Records about charts and figures
- - - - -
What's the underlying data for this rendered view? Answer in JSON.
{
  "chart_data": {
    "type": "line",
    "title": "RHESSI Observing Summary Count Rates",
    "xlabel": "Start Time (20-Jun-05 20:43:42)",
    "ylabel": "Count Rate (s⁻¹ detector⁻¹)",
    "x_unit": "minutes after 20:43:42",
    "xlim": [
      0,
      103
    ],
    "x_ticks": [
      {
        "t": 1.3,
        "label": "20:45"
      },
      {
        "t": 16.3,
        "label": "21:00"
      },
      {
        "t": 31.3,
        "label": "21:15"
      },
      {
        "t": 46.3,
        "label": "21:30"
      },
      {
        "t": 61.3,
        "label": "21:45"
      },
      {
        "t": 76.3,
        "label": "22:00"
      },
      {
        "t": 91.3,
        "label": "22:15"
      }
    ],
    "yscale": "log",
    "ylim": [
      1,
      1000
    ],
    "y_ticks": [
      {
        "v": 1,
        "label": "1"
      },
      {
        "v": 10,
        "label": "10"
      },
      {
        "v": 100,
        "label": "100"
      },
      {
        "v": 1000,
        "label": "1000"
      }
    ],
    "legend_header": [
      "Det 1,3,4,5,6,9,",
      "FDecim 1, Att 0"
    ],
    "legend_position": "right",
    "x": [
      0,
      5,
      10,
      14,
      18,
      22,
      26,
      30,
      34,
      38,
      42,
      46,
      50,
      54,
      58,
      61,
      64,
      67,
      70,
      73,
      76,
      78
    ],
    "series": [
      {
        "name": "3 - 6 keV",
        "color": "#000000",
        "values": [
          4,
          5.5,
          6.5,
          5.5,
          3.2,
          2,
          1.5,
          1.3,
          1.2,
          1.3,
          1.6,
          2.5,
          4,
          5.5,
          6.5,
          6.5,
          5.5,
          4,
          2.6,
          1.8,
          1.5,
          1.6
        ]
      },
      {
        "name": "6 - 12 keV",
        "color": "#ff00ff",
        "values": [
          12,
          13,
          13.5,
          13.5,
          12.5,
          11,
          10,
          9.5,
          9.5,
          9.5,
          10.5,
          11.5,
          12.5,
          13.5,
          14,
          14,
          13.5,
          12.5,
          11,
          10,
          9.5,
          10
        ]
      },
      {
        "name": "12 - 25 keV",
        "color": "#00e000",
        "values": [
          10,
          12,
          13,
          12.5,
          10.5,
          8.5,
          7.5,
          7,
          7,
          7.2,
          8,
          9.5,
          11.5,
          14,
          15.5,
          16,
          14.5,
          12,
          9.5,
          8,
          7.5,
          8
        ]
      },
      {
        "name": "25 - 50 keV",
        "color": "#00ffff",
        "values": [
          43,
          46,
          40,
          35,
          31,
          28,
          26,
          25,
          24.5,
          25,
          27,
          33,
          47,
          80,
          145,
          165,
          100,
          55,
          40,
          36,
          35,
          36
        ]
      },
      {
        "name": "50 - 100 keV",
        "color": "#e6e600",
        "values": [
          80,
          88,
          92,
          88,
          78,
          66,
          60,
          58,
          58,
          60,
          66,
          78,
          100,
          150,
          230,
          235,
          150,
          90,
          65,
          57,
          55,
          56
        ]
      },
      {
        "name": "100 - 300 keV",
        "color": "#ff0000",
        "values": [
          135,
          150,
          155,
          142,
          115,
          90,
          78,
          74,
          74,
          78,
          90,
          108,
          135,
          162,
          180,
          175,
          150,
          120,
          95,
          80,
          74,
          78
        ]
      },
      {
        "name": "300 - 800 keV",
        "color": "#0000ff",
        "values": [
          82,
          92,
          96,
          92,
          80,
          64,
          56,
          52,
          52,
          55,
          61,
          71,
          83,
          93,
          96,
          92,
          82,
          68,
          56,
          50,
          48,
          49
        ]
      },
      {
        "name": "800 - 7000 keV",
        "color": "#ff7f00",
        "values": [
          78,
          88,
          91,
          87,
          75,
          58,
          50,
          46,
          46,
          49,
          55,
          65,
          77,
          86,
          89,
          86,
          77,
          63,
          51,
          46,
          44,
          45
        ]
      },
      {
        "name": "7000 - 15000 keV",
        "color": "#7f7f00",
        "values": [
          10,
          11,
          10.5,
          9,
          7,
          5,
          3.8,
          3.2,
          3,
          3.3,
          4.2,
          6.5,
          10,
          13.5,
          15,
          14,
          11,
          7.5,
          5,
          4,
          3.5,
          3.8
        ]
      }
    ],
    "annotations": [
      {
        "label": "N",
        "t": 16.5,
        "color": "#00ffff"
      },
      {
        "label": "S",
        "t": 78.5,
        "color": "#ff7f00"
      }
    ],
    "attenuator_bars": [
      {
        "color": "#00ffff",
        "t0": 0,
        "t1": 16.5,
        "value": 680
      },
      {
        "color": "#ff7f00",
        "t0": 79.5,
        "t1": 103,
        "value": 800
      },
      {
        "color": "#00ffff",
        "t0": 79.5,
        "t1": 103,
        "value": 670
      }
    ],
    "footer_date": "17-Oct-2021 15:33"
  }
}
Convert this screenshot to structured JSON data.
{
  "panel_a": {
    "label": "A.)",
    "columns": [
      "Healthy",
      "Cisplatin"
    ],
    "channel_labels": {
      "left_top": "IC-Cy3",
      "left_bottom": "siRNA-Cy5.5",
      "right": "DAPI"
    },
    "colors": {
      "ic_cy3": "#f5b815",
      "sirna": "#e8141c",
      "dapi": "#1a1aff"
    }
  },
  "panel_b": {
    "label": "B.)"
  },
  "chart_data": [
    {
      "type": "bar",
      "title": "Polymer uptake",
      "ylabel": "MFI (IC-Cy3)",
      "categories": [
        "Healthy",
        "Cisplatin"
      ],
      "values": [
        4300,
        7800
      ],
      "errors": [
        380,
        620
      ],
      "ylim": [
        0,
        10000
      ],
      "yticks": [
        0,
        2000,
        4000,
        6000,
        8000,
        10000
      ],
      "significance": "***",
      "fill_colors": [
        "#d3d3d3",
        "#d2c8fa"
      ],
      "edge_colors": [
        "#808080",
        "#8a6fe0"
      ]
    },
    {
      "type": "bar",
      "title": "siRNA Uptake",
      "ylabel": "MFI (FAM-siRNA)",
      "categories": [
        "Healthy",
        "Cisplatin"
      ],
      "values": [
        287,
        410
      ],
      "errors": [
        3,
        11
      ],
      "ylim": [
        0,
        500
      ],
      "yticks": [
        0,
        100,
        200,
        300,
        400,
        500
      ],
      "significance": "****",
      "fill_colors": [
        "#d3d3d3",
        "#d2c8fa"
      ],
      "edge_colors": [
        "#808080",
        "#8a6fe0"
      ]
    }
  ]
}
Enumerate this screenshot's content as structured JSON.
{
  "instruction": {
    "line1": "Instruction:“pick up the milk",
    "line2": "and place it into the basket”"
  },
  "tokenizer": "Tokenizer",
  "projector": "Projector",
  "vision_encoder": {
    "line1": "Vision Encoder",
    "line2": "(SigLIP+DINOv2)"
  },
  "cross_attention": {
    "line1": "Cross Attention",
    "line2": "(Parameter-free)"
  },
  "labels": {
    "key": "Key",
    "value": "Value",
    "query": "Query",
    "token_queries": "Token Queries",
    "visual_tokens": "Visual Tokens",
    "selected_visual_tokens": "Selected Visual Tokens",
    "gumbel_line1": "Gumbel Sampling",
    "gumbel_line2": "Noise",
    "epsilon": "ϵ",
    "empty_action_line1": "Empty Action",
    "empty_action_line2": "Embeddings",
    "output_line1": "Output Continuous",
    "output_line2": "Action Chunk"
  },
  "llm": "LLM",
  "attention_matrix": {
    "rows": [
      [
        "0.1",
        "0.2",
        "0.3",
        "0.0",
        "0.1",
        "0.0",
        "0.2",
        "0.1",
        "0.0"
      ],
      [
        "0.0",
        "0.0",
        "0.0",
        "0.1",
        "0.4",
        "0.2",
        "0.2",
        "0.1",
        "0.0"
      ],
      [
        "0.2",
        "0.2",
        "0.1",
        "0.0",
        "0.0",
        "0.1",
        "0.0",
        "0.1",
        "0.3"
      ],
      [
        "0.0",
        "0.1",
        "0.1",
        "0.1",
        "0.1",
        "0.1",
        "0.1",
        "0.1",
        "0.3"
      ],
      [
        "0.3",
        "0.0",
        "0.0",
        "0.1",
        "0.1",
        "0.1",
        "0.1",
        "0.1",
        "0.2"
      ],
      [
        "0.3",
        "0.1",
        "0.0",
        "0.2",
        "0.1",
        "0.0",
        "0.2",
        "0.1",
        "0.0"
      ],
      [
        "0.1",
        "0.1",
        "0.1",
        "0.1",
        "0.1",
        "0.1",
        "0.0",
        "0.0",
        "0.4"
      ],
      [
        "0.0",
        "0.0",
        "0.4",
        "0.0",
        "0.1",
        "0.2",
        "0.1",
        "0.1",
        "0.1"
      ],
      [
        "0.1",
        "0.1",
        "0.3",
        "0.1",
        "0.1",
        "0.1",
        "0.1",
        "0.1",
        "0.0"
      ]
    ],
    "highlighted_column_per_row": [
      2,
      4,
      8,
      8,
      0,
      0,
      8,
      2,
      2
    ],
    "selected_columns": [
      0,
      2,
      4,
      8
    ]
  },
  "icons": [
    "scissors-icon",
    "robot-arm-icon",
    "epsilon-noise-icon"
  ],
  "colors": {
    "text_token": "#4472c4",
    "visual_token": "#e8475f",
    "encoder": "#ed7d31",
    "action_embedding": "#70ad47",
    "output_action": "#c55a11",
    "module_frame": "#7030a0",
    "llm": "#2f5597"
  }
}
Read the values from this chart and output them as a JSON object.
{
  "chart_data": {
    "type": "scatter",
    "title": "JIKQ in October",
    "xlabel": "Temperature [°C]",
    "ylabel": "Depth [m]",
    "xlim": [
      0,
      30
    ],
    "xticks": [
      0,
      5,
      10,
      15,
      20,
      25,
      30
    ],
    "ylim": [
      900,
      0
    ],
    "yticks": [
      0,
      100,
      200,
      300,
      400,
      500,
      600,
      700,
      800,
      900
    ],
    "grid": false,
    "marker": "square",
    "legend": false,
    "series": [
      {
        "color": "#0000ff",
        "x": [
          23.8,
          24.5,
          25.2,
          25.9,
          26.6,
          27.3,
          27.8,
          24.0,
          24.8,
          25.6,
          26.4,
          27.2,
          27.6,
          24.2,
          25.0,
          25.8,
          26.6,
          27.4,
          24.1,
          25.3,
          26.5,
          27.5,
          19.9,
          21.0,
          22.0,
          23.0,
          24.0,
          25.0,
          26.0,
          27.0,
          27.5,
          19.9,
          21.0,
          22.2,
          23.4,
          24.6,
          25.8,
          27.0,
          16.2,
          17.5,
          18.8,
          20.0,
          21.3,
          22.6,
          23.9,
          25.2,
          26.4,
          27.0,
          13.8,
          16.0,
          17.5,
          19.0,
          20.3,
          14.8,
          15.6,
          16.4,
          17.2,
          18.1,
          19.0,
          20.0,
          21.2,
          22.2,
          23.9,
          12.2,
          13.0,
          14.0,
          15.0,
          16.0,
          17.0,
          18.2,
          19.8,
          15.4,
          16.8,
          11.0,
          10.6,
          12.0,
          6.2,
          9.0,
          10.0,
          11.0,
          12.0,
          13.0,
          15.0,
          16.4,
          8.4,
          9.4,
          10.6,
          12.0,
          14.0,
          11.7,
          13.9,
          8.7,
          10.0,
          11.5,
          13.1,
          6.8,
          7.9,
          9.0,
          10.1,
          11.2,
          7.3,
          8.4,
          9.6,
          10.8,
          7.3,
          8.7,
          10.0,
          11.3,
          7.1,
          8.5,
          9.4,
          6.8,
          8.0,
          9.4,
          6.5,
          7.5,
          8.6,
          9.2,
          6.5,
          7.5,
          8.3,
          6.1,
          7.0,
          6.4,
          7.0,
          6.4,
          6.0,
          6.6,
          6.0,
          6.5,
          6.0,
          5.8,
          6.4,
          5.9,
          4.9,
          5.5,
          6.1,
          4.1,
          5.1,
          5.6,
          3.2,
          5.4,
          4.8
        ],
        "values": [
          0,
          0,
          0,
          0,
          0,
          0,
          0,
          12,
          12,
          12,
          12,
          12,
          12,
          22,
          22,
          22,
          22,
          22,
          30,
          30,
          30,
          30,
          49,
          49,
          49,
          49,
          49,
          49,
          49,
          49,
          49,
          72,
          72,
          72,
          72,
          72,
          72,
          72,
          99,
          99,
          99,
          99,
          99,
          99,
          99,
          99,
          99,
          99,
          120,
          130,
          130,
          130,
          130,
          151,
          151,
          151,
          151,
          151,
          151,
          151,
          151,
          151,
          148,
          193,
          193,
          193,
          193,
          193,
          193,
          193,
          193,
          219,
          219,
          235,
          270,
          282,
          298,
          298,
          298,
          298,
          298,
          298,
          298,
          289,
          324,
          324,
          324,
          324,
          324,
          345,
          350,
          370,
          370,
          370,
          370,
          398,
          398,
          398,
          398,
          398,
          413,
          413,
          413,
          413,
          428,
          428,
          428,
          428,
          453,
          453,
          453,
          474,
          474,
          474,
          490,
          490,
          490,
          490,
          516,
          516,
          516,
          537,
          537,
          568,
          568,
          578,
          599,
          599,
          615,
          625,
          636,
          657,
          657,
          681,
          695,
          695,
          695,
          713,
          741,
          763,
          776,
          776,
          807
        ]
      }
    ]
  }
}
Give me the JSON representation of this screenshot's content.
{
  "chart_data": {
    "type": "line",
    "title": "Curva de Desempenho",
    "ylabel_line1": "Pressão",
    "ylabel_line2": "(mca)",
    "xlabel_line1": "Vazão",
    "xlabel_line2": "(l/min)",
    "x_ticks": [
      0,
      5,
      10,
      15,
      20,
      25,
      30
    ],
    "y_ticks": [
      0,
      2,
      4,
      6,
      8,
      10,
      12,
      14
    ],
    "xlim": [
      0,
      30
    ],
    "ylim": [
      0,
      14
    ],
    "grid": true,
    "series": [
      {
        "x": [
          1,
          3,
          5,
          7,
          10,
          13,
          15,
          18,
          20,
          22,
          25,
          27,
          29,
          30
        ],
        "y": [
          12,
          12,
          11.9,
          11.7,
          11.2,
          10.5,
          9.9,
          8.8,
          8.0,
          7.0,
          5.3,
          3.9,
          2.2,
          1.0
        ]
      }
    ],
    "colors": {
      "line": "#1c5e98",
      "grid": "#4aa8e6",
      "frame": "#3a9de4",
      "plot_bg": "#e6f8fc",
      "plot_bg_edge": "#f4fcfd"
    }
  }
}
- - - - -
Problem -> Extract the lines above from the one containing "Give me the" to the last line, both included, exactly as written.

Solution ->
Give me the JSON representation of this screenshot's content.
{
  "chart_data": {
    "type": "line",
    "title": "Curva de Desempenho",
    "ylabel_line1": "Pressão",
    "ylabel_line2": "(mca)",
    "xlabel_line1": "Vazão",
    "xlabel_line2": "(l/min)",
    "x_ticks": [
      0,
      5,
      10,
      15,
      20,
      25,
      30
    ],
    "y_ticks": [
      0,
      2,
      4,
      6,
      8,
      10,
      12,
      14
    ],
    "xlim": [
      0,
      30
    ],
    "ylim": [
      0,
      14
    ],
    "grid": true,
    "series": [
      {
        "x": [
          1,
          3,
          5,
          7,
          10,
          13,
          15,
          18,
          20,
          22,
          25,
          27,
          29,
          30
        ],
        "y": [
          12,
          12,
          11.9,
          11.7,
          11.2,
          10.5,
          9.9,
          8.8,
          8.0,
          7.0,
          5.3,
          3.9,
          2.2,
          1.0
        ]
      }
    ],
    "colors": {
      "line": "#1c5e98",
      "grid": "#4aa8e6",
      "frame": "#3a9de4",
      "plot_bg": "#e6f8fc",
      "plot_bg_edge": "#f4fcfd"
    }
  }
}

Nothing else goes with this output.